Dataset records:
-------------------------

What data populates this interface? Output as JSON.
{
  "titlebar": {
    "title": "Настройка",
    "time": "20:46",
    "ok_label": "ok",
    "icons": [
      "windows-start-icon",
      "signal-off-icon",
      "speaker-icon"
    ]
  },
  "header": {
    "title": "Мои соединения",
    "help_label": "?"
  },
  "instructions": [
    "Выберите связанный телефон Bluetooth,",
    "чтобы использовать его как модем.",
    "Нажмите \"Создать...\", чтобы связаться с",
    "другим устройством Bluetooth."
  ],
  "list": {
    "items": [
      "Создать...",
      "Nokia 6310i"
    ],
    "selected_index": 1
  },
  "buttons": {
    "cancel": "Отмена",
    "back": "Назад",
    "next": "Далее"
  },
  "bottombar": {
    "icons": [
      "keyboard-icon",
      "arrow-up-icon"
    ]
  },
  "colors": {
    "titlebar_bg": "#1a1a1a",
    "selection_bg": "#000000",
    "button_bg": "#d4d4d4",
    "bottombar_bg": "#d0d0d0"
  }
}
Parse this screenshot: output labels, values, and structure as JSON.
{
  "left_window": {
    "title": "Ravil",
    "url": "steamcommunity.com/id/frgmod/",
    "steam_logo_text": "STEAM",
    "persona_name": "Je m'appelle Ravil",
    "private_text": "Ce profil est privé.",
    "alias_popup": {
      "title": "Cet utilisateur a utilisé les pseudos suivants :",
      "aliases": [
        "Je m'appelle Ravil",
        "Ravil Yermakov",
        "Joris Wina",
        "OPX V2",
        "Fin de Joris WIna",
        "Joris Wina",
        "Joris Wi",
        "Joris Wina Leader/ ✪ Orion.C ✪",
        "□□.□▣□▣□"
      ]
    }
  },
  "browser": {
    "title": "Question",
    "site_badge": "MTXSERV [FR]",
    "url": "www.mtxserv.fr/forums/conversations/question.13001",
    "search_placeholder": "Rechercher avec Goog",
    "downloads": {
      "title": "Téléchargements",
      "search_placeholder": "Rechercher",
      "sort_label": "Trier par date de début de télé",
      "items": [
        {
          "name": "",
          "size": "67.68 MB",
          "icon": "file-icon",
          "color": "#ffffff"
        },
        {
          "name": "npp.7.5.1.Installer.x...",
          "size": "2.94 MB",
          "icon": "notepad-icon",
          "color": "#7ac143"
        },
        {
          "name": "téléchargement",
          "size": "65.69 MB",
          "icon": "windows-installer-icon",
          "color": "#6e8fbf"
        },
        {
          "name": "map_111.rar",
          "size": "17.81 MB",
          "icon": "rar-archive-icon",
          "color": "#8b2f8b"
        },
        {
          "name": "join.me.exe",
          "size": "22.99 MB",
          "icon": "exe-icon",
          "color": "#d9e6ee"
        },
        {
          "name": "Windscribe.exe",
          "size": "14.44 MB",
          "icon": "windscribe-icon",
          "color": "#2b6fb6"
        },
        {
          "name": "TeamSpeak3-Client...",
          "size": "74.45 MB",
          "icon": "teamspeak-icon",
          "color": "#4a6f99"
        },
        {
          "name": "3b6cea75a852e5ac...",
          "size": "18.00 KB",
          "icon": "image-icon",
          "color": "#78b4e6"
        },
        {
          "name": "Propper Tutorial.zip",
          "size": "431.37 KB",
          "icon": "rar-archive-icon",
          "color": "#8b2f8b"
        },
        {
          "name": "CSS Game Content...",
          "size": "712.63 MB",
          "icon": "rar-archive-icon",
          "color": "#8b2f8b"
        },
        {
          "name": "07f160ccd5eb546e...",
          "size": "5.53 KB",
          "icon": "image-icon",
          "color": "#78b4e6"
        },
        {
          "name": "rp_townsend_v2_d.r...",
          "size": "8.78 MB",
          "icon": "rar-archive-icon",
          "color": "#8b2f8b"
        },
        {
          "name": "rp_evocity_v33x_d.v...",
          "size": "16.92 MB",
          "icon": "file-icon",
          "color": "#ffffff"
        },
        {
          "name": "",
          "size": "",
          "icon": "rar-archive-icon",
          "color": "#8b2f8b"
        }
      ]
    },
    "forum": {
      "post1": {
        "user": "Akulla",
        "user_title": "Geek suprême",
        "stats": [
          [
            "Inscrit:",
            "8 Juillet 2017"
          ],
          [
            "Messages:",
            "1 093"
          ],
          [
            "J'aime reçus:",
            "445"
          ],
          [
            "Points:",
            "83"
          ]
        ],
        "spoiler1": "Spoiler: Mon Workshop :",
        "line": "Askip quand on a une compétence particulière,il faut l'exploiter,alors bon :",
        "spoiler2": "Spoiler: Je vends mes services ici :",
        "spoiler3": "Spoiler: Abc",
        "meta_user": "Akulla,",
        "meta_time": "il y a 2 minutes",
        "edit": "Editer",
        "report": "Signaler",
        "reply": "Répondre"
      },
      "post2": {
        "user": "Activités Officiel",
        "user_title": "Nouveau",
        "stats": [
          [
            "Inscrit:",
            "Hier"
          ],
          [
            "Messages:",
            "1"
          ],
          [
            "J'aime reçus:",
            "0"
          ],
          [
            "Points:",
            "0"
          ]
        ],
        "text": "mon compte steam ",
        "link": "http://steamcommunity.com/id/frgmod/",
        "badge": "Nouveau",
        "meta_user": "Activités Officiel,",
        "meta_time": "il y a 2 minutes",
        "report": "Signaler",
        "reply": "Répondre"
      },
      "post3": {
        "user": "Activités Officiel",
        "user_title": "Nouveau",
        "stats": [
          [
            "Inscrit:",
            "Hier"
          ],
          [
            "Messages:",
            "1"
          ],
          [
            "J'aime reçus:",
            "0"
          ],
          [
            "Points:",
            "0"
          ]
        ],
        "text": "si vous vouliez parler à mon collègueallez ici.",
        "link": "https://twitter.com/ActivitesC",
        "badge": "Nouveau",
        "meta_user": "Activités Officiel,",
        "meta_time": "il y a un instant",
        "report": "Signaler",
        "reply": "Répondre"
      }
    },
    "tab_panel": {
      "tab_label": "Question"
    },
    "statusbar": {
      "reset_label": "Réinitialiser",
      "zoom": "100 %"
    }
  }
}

-------------------------

• [EXERCISE OBJECTIVE]: Write out all the entries exactly.

• [EXERCISE ANSWER]:
What data populates this interface? Output as JSON.
{
  "titlebar": {
    "title": "Настройка",
    "time": "20:46",
    "ok_label": "ok",
    "icons": [
      "windows-start-icon",
      "signal-off-icon",
      "speaker-icon"
    ]
  },
  "header": {
    "title": "Мои соединения",
    "help_label": "?"
  },
  "instructions": [
    "Выберите связанный телефон Bluetooth,",
    "чтобы использовать его как модем.",
    "Нажмите \"Создать...\", чтобы связаться с",
    "другим устройством Bluetooth."
  ],
  "list": {
    "items": [
      "Создать...",
      "Nokia 6310i"
    ],
    "selected_index": 1
  },
  "buttons": {
    "cancel": "Отмена",
    "back": "Назад",
    "next": "Далее"
  },
  "bottombar": {
    "icons": [
      "keyboard-icon",
      "arrow-up-icon"
    ]
  },
  "colors": {
    "titlebar_bg": "#1a1a1a",
    "selection_bg": "#000000",
    "button_bg": "#d4d4d4",
    "bottombar_bg": "#d0d0d0"
  }
}
Parse this screenshot: output labels, values, and structure as JSON.
{
  "left_window": {
    "title": "Ravil",
    "url": "steamcommunity.com/id/frgmod/",
    "steam_logo_text": "STEAM",
    "persona_name": "Je m'appelle Ravil",
    "private_text": "Ce profil est privé.",
    "alias_popup": {
      "title": "Cet utilisateur a utilisé les pseudos suivants :",
      "aliases": [
        "Je m'appelle Ravil",
        "Ravil Yermakov",
        "Joris Wina",
        "OPX V2",
        "Fin de Joris WIna",
        "Joris Wina",
        "Joris Wi",
        "Joris Wina Leader/ ✪ Orion.C ✪",
        "□□.□▣□▣□"
      ]
    }
  },
  "browser": {
    "title": "Question",
    "site_badge": "MTXSERV [FR]",
    "url": "www.mtxserv.fr/forums/conversations/question.13001",
    "search_placeholder": "Rechercher avec Goog",
    "downloads": {
      "title": "Téléchargements",
      "search_placeholder": "Rechercher",
      "sort_label": "Trier par date de début de télé",
      "items": [
        {
          "name": "",
          "size": "67.68 MB",
          "icon": "file-icon",
          "color": "#ffffff"
        },
        {
          "name": "npp.7.5.1.Installer.x...",
          "size": "2.94 MB",
          "icon": "notepad-icon",
          "color": "#7ac143"
        },
        {
          "name": "téléchargement",
          "size": "65.69 MB",
          "icon": "windows-installer-icon",
          "color": "#6e8fbf"
        },
        {
          "name": "map_111.rar",
          "size": "17.81 MB",
          "icon": "rar-archive-icon",
          "color": "#8b2f8b"
        },
        {
          "name": "join.me.exe",
          "size": "22.99 MB",
          "icon": "exe-icon",
          "color": "#d9e6ee"
        },
        {
          "name": "Windscribe.exe",
          "size": "14.44 MB",
          "icon": "windscribe-icon",
          "color": "#2b6fb6"
        },
        {
          "name": "TeamSpeak3-Client...",
          "size": "74.45 MB",
          "icon": "teamspeak-icon",
          "color": "#4a6f99"
        },
        {
          "name": "3b6cea75a852e5ac...",
          "size": "18.00 KB",
          "icon": "image-icon",
          "color": "#78b4e6"
        },
        {
          "name": "Propper Tutorial.zip",
          "size": "431.37 KB",
          "icon": "rar-archive-icon",
          "color": "#8b2f8b"
        },
        {
          "name": "CSS Game Content...",
          "size": "712.63 MB",
          "icon": "rar-archive-icon",
          "color": "#8b2f8b"
        },
        {
          "name": "07f160ccd5eb546e...",
          "size": "5.53 KB",
          "icon": "image-icon",
          "color": "#78b4e6"
        },
        {
          "name": "rp_townsend_v2_d.r...",
          "size": "8.78 MB",
          "icon": "rar-archive-icon",
          "color": "#8b2f8b"
        },
        {
          "name": "rp_evocity_v33x_d.v...",
          "size": "16.92 MB",
          "icon": "file-icon",
          "color": "#ffffff"
        },
        {
          "name": "",
          "size": "",
          "icon": "rar-archive-icon",
          "color": "#8b2f8b"
        }
      ]
    },
    "forum": {
      "post1": {
        "user": "Akulla",
        "user_title": "Geek suprême",
        "stats": [
          [
            "Inscrit:",
            "8 Juillet 2017"
          ],
          [
            "Messages:",
            "1 093"
          ],
          [
            "J'aime reçus:",
            "445"
          ],
          [
            "Points:",
            "83"
          ]
        ],
        "spoiler1": "Spoiler: Mon Workshop :",
        "line": "Askip quand on a une compétence particulière,il faut l'exploiter,alors bon :",
        "spoiler2": "Spoiler: Je vends mes services ici :",
        "spoiler3": "Spoiler: Abc",
        "meta_user": "Akulla,",
        "meta_time": "il y a 2 minutes",
        "edit": "Editer",
        "report": "Signaler",
        "reply": "Répondre"
      },
      "post2": {
        "user": "Activités Officiel",
        "user_title": "Nouveau",
        "stats": [
          [
            "Inscrit:",
            "Hier"
          ],
          [
            "Messages:",
            "1"
          ],
          [
            "J'aime reçus:",
            "0"
          ],
          [
            "Points:",
            "0"
          ]
        ],
        "text": "mon compte steam ",
        "link": "http://steamcommunity.com/id/frgmod/",
        "badge": "Nouveau",
        "meta_user": "Activités Officiel,",
        "meta_time": "il y a 2 minutes",
        "report": "Signaler",
        "reply": "Répondre"
      },
      "post3": {
        "user": "Activités Officiel",
        "user_title": "Nouveau",
        "stats": [
          [
            "Inscrit:",
            "Hier"
          ],
          [
            "Messages:",
            "1"
          ],
          [
            "J'aime reçus:",
            "0"
          ],
          [
            "Points:",
            "0"
          ]
        ],
        "text": "si vous vouliez parler à mon collègueallez ici.",
        "link": "https://twitter.com/ActivitesC",
        "badge": "Nouveau",
        "meta_user": "Activités Officiel,",
        "meta_time": "il y a un instant",
        "report": "Signaler",
        "reply": "Répondre"
      }
    },
    "tab_panel": {
      "tab_label": "Question"
    },
    "statusbar": {
      "reset_label": "Réinitialiser",
      "zoom": "100 %"
    }
  }
}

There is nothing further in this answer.